Exercise:
Transcribe the records below exactly.
-=-=-
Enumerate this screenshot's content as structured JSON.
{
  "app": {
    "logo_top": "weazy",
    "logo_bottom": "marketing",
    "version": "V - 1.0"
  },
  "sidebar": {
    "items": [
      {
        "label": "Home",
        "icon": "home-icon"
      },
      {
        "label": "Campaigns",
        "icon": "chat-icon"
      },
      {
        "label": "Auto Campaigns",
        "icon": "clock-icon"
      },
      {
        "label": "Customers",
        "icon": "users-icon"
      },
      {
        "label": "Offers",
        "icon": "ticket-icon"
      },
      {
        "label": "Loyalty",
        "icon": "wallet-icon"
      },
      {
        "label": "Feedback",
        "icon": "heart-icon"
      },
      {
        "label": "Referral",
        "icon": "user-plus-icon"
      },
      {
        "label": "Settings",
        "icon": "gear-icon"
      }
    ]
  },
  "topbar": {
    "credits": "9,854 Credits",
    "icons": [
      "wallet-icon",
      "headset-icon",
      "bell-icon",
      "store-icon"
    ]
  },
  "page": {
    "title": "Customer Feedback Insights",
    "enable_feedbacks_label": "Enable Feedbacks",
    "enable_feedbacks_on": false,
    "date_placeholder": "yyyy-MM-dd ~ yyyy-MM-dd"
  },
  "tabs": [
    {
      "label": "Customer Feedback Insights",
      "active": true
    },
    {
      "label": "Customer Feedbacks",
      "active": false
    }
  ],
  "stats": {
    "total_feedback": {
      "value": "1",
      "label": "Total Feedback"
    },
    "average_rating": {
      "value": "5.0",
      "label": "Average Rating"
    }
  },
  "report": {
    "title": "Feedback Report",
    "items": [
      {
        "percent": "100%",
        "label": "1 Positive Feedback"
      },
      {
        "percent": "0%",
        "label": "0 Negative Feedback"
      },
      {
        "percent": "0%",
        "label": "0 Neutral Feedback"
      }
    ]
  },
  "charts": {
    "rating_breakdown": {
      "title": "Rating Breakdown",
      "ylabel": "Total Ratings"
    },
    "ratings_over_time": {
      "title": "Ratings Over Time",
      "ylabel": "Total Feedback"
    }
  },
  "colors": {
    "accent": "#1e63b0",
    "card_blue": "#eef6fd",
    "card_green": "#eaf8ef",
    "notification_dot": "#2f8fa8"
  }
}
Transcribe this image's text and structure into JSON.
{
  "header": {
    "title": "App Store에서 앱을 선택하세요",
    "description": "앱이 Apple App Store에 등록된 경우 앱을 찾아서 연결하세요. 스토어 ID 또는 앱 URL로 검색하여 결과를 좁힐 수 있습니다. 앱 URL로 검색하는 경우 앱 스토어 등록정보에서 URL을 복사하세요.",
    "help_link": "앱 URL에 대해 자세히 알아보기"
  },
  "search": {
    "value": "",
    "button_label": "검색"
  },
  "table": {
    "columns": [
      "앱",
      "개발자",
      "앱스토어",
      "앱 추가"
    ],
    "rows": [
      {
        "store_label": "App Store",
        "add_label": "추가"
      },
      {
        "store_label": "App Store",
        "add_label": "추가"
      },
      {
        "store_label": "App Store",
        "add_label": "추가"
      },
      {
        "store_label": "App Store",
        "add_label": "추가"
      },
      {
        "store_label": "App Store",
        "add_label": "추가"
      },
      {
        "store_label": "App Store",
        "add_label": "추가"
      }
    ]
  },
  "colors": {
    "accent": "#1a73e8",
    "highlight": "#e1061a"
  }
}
-=-=-
Answer in full:
Enumerate this screenshot's content as structured JSON.
{
  "app": {
    "logo_top": "weazy",
    "logo_bottom": "marketing",
    "version": "V - 1.0"
  },
  "sidebar": {
    "items": [
      {
        "label": "Home",
        "icon": "home-icon"
      },
      {
        "label": "Campaigns",
        "icon": "chat-icon"
      },
      {
        "label": "Auto Campaigns",
        "icon": "clock-icon"
      },
      {
        "label": "Customers",
        "icon": "users-icon"
      },
      {
        "label": "Offers",
        "icon": "ticket-icon"
      },
      {
        "label": "Loyalty",
        "icon": "wallet-icon"
      },
      {
        "label": "Feedback",
        "icon": "heart-icon"
      },
      {
        "label": "Referral",
        "icon": "user-plus-icon"
      },
      {
        "label": "Settings",
        "icon": "gear-icon"
      }
    ]
  },
  "topbar": {
    "credits": "9,854 Credits",
    "icons": [
      "wallet-icon",
      "headset-icon",
      "bell-icon",
      "store-icon"
    ]
  },
  "page": {
    "title": "Customer Feedback Insights",
    "enable_feedbacks_label": "Enable Feedbacks",
    "enable_feedbacks_on": false,
    "date_placeholder": "yyyy-MM-dd ~ yyyy-MM-dd"
  },
  "tabs": [
    {
      "label": "Customer Feedback Insights",
      "active": true
    },
    {
      "label": "Customer Feedbacks",
      "active": false
    }
  ],
  "stats": {
    "total_feedback": {
      "value": "1",
      "label": "Total Feedback"
    },
    "average_rating": {
      "value": "5.0",
      "label": "Average Rating"
    }
  },
  "report": {
    "title": "Feedback Report",
    "items": [
      {
        "percent": "100%",
        "label": "1 Positive Feedback"
      },
      {
        "percent": "0%",
        "label": "0 Negative Feedback"
      },
      {
        "percent": "0%",
        "label": "0 Neutral Feedback"
      }
    ]
  },
  "charts": {
    "rating_breakdown": {
      "title": "Rating Breakdown",
      "ylabel": "Total Ratings"
    },
    "ratings_over_time": {
      "title": "Ratings Over Time",
      "ylabel": "Total Feedback"
    }
  },
  "colors": {
    "accent": "#1e63b0",
    "card_blue": "#eef6fd",
    "card_green": "#eaf8ef",
    "notification_dot": "#2f8fa8"
  }
}
Transcribe this image's text and structure into JSON.
{
  "header": {
    "title": "App Store에서 앱을 선택하세요",
    "description": "앱이 Apple App Store에 등록된 경우 앱을 찾아서 연결하세요. 스토어 ID 또는 앱 URL로 검색하여 결과를 좁힐 수 있습니다. 앱 URL로 검색하는 경우 앱 스토어 등록정보에서 URL을 복사하세요.",
    "help_link": "앱 URL에 대해 자세히 알아보기"
  },
  "search": {
    "value": "",
    "button_label": "검색"
  },
  "table": {
    "columns": [
      "앱",
      "개발자",
      "앱스토어",
      "앱 추가"
    ],
    "rows": [
      {
        "store_label": "App Store",
        "add_label": "추가"
      },
      {
        "store_label": "App Store",
        "add_label": "추가"
      },
      {
        "store_label": "App Store",
        "add_label": "추가"
      },
      {
        "store_label": "App Store",
        "add_label": "추가"
      },
      {
        "store_label": "App Store",
        "add_label": "추가"
      },
      {
        "store_label": "App Store",
        "add_label": "추가"
      }
    ]
  },
  "colors": {
    "accent": "#1a73e8",
    "highlight": "#e1061a"
  }
}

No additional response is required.